Data listing |
※
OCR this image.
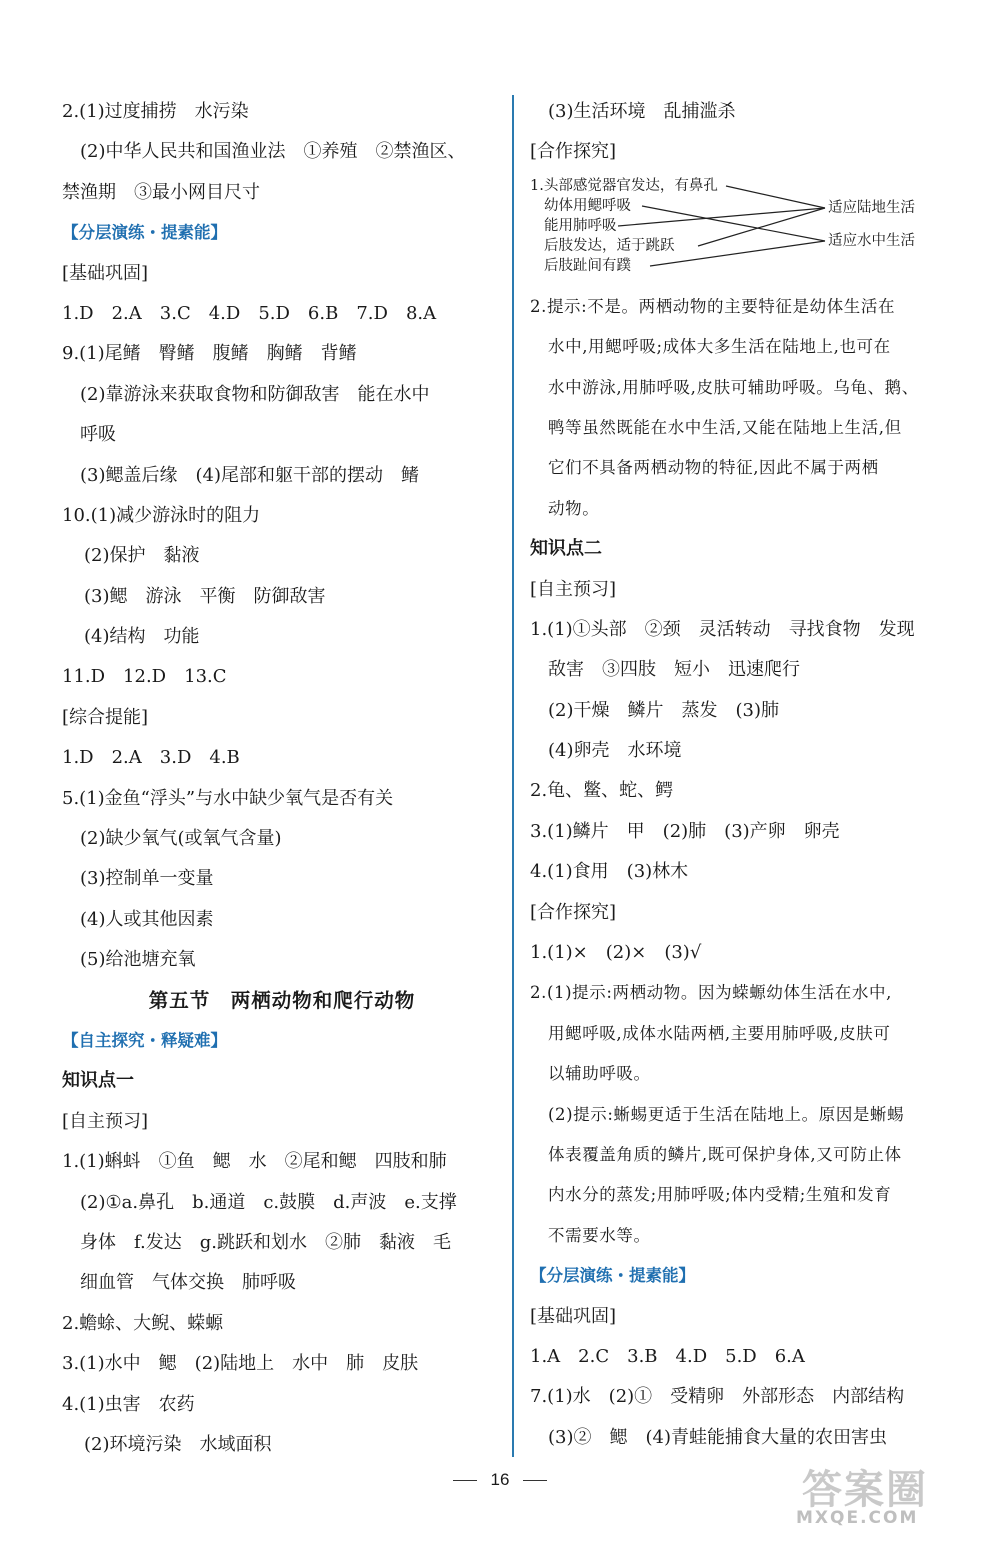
2.(1)过度捕捞　水污染
(2)中华人民共和国渔业法　①养殖　②禁渔区、
禁渔期　③最小网目尺寸
【分层演练・提素能】
[基础巩固]
1.D　2.A　3.C　4.D　5.D　6.B　7.D　8.A
9.(1)尾鳍　臀鳍　腹鳍　胸鳍　背鳍
(2)靠游泳来获取食物和防御敌害　能在水中
呼吸
(3)鳃盖后缘　(4)尾部和躯干部的摆动　鳍
10.(1)减少游泳时的阻力
(2)保护　黏液
(3)鳃　游泳　平衡　防御敌害
(4)结构　功能
11.D　12.D　13.C
[综合提能]
1.D　2.A　3.D　4.B
5.(1)金鱼“浮头”与水中缺少氧气是否有关
(2)缺少氧气(或氧气含量)
(3)控制单一变量
(4)人或其他因素
(5)给池塘充氧
第五节　两栖动物和爬行动物
【自主探究・释疑难】
知识点一
[自主预习]
1.(1)蝌蚪　①鱼　鳃　水　②尾和鳃　四肢和肺
(2)①a.鼻孔　b.通道　c.鼓膜　d.声波　e.支撑
身体　f.发达　g.跳跃和划水　②肺　黏液　毛
细血管　气体交换　肺呼吸
2.蟾蜍、大鲵、蝾螈
3.(1)水中　鳃　(2)陆地上　水中　肺　皮肤
4.(1)虫害　农药
(2)环境污染　水域面积
(3)生活环境　乱捕滥杀
[合作探究]
1.头部感觉器官发达，有鼻孔
幼体用鳃呼吸
能用肺呼吸
后肢发达，适于跳跃
后肢趾间有蹼
适应陆地生活
适应水中生活
2.提示:不是。两栖动物的主要特征是幼体生活在
水中,用鳃呼吸;成体大多生活在陆地上,也可在
水中游泳,用肺呼吸,皮肤可辅助呼吸。乌龟、鹅、
鸭等虽然既能在水中生活,又能在陆地上生活,但
它们不具备两栖动物的特征,因此不属于两栖
动物。
知识点二
[自主预习]
1.(1)①头部　②颈　灵活转动　寻找食物　发现
敌害　③四肢　短小　迅速爬行
(2)干燥　鳞片　蒸发　(3)肺
(4)卵壳　水环境
2.龟、鳖、蛇、鳄
3.(1)鳞片　甲　(2)肺　(3)产卵　卵壳
4.(1)食用　(3)林木
[合作探究]
1.(1)×　(2)×　(3)√
2.(1)提示:两栖动物。因为蝾螈幼体生活在水中,
用鳃呼吸,成体水陆两栖,主要用肺呼吸,皮肤可
以辅助呼吸。
(2)提示:蜥蜴更适于生活在陆地上。原因是蜥蜴
体表覆盖角质的鳞片,既可保护身体,又可防止体
内水分的蒸发;用肺呼吸;体内受精;生殖和发育
不需要水等。
【分层演练・提素能】
[基础巩固]
1.A　2.C　3.B　4.D　5.D　6.A
7.(1)水　(2)①　受精卵　外部形态　内部结构
(3)②　鳃　(4)青蛙能捕食大量的农田害虫
16	答案圈
MXQE.COM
※
What is needed | Omit all pictures while transcribing the entries verbatim.

Problem solution |
OCR this image.
2.(1)过度捕捞　水污染
(2)中华人民共和国渔业法　①养殖　②禁渔区、
禁渔期　③最小网目尺寸
【分层演练・提素能】
[基础巩固]
1.D　2.A　3.C　4.D　5.D　6.B　7.D　8.A
9.(1)尾鳍　臀鳍　腹鳍　胸鳍　背鳍
(2)靠游泳来获取食物和防御敌害　能在水中
呼吸
(3)鳃盖后缘　(4)尾部和躯干部的摆动　鳍
10.(1)减少游泳时的阻力
(2)保护　黏液
(3)鳃　游泳　平衡　防御敌害
(4)结构　功能
11.D　12.D　13.C
[综合提能]
1.D　2.A　3.D　4.B
5.(1)金鱼“浮头”与水中缺少氧气是否有关
(2)缺少氧气(或氧气含量)
(3)控制单一变量
(4)人或其他因素
(5)给池塘充氧
第五节　两栖动物和爬行动物
【自主探究・释疑难】
知识点一
[自主预习]
1.(1)蝌蚪　①鱼　鳃　水　②尾和鳃　四肢和肺
(2)①a.鼻孔　b.通道　c.鼓膜　d.声波　e.支撑
身体　f.发达　g.跳跃和划水　②肺　黏液　毛
细血管　气体交换　肺呼吸
2.蟾蜍、大鲵、蝾螈
3.(1)水中　鳃　(2)陆地上　水中　肺　皮肤
4.(1)虫害　农药
(2)环境污染　水域面积
(3)生活环境　乱捕滥杀
[合作探究]
1.头部感觉器官发达，有鼻孔
幼体用鳃呼吸
能用肺呼吸
后肢发达，适于跳跃
后肢趾间有蹼
适应陆地生活
适应水中生活
2.提示:不是。两栖动物的主要特征是幼体生活在
水中,用鳃呼吸;成体大多生活在陆地上,也可在
水中游泳,用肺呼吸,皮肤可辅助呼吸。乌龟、鹅、
鸭等虽然既能在水中生活,又能在陆地上生活,但
它们不具备两栖动物的特征,因此不属于两栖
动物。
知识点二
[自主预习]
1.(1)①头部　②颈　灵活转动　寻找食物　发现
敌害　③四肢　短小　迅速爬行
(2)干燥　鳞片　蒸发　(3)肺
(4)卵壳　水环境
2.龟、鳖、蛇、鳄
3.(1)鳞片　甲　(2)肺　(3)产卵　卵壳
4.(1)食用　(3)林木
[合作探究]
1.(1)×　(2)×　(3)√
2.(1)提示:两栖动物。因为蝾螈幼体生活在水中,
用鳃呼吸,成体水陆两栖,主要用肺呼吸,皮肤可
以辅助呼吸。
(2)提示:蜥蜴更适于生活在陆地上。原因是蜥蜴
体表覆盖角质的鳞片,既可保护身体,又可防止体
内水分的蒸发;用肺呼吸;体内受精;生殖和发育
不需要水等。
【分层演练・提素能】
[基础巩固]
1.A　2.C　3.B　4.D　5.D　6.A
7.(1)水　(2)①　受精卵　外部形态　内部结构
(3)②　鳃　(4)青蛙能捕食大量的农田害虫
16	答案圈
MXQE.COM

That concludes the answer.